## BEGIN

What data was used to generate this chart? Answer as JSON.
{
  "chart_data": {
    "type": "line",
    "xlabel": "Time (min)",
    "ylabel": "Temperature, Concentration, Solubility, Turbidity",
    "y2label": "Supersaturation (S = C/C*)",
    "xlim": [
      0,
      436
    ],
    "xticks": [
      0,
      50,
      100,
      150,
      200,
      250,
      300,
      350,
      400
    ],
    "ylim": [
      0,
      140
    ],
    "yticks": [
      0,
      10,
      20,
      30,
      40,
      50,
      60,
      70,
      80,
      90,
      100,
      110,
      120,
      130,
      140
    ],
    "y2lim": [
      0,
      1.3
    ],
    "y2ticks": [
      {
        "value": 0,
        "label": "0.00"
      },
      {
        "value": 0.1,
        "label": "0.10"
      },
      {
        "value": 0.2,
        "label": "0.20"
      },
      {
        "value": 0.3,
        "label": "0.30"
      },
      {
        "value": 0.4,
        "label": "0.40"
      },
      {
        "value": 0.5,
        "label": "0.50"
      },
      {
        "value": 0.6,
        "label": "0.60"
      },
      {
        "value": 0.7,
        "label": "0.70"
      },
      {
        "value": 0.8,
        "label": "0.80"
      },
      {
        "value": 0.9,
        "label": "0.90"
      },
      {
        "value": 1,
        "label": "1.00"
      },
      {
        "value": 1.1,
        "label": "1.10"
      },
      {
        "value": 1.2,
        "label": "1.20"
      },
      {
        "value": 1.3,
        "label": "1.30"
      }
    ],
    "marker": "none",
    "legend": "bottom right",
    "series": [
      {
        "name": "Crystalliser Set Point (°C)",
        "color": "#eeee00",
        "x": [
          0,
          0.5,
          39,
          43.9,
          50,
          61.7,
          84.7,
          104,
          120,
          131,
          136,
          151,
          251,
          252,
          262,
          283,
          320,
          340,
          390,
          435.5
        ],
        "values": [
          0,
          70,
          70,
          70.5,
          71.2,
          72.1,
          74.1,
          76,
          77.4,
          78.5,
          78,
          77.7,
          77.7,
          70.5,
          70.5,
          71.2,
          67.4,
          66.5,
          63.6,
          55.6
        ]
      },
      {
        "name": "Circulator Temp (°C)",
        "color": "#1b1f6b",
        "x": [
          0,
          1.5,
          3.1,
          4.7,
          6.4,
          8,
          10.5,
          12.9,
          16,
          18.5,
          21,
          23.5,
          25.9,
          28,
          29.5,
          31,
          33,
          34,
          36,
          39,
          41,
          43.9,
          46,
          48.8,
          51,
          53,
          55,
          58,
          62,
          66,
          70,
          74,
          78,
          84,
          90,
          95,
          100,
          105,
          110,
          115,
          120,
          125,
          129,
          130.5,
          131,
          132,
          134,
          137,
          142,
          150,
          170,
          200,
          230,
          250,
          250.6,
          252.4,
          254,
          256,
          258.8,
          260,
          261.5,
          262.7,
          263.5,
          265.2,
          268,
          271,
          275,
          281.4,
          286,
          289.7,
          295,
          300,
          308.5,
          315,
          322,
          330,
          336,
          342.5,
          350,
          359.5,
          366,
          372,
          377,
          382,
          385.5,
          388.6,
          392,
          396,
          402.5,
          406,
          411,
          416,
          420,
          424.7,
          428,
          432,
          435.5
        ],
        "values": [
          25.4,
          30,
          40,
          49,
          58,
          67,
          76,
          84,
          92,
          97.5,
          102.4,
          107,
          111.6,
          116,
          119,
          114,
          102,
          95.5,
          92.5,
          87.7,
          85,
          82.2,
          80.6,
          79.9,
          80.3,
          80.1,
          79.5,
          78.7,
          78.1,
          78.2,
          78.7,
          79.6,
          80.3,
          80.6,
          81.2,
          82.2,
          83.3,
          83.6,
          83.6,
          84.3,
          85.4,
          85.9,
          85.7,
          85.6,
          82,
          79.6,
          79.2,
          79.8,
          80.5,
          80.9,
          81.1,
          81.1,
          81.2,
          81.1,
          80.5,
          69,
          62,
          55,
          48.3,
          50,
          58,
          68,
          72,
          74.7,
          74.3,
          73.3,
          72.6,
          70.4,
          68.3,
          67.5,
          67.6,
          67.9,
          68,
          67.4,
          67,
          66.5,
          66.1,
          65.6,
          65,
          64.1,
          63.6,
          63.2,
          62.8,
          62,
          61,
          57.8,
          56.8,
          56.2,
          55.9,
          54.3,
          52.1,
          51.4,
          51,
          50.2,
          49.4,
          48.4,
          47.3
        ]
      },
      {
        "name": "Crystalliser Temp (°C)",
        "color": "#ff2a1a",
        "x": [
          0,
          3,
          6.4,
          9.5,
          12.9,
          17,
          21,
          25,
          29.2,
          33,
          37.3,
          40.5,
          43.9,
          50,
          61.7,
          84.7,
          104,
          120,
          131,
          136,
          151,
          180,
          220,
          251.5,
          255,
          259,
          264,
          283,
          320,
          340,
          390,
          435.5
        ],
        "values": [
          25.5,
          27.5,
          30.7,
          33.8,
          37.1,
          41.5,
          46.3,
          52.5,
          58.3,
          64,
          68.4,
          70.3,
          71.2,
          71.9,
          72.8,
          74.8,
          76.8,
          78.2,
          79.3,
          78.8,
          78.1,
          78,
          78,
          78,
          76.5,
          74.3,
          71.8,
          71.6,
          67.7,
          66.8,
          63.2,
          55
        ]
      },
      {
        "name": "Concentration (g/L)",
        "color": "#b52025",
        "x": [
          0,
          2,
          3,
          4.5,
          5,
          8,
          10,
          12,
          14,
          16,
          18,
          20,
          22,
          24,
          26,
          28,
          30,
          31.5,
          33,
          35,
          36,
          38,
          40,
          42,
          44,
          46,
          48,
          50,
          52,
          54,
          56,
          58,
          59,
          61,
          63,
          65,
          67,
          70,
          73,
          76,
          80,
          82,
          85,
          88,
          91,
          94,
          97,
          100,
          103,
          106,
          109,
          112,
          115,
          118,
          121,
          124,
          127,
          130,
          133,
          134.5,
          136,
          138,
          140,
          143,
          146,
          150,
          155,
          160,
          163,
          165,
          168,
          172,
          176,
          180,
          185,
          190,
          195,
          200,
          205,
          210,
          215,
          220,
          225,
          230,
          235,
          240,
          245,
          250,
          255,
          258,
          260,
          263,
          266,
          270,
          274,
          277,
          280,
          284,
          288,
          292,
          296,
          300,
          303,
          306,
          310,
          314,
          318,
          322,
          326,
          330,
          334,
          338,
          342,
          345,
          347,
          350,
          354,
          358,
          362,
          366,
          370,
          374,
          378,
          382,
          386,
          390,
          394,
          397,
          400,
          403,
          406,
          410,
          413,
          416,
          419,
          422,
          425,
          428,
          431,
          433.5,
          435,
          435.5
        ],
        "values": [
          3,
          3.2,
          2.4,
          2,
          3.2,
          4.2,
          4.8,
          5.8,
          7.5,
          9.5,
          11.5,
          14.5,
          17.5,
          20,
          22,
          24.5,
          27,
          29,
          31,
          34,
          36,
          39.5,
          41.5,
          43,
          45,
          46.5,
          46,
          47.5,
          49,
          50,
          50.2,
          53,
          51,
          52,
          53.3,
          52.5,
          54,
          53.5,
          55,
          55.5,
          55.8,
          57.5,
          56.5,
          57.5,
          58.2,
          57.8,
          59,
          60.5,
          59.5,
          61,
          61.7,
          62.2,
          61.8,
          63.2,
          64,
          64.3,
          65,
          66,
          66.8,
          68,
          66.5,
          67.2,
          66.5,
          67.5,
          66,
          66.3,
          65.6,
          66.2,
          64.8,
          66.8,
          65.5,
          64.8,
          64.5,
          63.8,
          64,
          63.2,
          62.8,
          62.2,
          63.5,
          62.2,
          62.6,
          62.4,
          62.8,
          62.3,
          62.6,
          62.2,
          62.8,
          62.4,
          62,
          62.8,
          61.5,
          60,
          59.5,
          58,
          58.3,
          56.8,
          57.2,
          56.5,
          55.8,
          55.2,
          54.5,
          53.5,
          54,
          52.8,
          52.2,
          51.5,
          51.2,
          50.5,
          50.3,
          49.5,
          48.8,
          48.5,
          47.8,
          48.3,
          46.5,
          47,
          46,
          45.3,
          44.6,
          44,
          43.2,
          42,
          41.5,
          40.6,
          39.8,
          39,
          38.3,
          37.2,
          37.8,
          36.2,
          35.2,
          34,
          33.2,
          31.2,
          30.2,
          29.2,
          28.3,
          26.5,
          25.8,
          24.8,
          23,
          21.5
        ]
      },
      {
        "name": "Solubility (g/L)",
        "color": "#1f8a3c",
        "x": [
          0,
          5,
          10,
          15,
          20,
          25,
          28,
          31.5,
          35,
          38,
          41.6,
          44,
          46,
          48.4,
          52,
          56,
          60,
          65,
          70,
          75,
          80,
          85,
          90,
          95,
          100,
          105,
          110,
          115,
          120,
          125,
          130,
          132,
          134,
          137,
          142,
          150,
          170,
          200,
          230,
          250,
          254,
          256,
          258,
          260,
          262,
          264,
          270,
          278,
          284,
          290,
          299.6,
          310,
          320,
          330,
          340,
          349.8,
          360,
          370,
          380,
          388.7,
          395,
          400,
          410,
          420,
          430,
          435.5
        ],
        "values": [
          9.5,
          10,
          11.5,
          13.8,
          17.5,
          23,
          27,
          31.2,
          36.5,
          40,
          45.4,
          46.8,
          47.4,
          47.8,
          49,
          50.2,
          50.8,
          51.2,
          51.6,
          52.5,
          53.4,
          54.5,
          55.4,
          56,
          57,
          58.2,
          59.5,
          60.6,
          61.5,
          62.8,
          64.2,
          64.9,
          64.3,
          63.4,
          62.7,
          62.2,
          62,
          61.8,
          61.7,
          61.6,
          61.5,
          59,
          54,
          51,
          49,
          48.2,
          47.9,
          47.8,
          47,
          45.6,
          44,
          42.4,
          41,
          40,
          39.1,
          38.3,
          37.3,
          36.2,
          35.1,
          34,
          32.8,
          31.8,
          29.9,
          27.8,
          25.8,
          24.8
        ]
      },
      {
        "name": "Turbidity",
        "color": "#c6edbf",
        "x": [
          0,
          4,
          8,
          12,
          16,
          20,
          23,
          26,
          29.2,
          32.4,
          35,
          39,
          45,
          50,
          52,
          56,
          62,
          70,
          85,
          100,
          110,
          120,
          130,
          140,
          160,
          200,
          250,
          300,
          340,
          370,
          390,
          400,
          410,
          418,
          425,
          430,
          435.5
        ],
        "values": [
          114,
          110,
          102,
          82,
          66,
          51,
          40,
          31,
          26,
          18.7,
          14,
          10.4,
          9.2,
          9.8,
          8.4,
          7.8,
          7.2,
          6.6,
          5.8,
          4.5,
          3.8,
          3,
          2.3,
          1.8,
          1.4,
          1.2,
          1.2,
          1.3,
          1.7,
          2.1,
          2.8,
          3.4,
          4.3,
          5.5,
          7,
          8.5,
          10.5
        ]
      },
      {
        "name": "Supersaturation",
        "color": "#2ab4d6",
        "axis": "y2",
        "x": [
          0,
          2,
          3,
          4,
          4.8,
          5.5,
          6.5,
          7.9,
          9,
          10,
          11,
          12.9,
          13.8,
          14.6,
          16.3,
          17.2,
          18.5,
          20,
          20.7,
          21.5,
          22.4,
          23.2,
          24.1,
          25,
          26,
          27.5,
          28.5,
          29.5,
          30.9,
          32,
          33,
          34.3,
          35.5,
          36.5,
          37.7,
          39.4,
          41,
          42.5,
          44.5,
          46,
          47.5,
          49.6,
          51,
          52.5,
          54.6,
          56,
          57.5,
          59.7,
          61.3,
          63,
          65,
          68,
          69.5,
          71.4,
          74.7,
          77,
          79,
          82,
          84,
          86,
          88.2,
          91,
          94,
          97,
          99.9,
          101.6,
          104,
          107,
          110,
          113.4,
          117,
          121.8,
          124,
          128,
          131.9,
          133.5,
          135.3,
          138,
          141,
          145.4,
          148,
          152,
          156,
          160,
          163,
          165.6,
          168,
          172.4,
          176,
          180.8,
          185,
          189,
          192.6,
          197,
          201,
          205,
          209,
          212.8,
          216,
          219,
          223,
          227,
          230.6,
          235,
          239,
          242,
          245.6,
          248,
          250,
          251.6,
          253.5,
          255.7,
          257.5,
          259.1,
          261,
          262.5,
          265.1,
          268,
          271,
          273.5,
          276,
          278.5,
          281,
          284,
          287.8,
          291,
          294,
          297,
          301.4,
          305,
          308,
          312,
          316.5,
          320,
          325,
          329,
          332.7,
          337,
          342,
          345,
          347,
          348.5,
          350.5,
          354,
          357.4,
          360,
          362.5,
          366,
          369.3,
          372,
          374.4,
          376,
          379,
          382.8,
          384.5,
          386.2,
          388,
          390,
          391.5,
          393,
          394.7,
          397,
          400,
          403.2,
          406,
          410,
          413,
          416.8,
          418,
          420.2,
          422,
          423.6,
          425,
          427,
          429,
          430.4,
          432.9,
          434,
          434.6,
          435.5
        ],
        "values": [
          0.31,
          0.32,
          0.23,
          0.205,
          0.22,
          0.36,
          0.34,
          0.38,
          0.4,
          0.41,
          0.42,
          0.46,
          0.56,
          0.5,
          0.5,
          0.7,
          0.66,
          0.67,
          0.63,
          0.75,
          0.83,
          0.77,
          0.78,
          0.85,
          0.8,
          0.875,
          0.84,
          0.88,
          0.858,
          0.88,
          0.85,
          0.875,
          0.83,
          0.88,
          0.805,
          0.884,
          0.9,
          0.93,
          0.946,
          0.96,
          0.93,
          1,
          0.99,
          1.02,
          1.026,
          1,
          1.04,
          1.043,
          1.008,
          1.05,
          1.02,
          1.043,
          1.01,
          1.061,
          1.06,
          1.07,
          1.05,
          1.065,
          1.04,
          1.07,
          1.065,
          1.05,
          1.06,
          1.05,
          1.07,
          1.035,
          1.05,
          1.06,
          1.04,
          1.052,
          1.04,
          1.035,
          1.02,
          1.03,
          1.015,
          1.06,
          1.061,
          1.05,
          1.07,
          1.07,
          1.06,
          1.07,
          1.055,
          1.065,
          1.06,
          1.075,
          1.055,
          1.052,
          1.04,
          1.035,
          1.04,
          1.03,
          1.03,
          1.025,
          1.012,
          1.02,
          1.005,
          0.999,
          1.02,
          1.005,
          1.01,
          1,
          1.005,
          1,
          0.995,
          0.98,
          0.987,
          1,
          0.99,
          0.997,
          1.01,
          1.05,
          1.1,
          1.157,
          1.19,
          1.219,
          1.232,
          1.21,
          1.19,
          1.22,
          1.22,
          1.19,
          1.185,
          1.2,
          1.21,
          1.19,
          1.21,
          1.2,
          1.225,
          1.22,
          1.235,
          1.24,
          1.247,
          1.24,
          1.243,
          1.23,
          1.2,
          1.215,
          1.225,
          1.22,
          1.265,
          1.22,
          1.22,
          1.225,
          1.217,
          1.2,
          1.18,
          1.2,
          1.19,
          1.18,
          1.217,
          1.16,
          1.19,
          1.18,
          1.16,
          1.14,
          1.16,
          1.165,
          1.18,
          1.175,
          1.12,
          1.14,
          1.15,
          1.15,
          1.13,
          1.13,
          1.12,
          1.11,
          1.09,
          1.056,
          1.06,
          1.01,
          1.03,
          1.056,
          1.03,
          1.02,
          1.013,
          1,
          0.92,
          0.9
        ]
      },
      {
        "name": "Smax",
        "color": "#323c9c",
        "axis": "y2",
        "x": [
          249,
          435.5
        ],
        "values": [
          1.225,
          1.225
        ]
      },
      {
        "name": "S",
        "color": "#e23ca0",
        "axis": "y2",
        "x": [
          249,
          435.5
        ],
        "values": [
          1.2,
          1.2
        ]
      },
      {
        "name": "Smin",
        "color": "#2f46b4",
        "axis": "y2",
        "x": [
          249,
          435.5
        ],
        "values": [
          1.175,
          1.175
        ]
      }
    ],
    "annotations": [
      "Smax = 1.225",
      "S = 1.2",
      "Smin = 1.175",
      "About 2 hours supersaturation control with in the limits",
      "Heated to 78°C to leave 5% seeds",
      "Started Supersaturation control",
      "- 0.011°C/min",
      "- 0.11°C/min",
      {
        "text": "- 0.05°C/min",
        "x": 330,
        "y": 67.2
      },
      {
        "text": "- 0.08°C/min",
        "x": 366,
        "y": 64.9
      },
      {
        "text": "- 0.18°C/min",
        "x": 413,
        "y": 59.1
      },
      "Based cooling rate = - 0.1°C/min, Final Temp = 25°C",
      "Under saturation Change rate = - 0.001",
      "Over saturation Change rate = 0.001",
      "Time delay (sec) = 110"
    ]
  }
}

## END

* [Stated exercise]: Filter the listing for the word "name" and copy every line that holds it.

* [Task output]:
        "name": "Crystalliser Set Point (°C)",
        "name": "Circulator Temp (°C)",
        "name": "Crystalliser Temp (°C)",
        "name": "Concentration (g/L)",
        "name": "Solubility (g/L)",
        "name": "Turbidity",
        "name": "Supersaturation",
        "name": "Smax",
        "name": "S",
        "name": "Smin",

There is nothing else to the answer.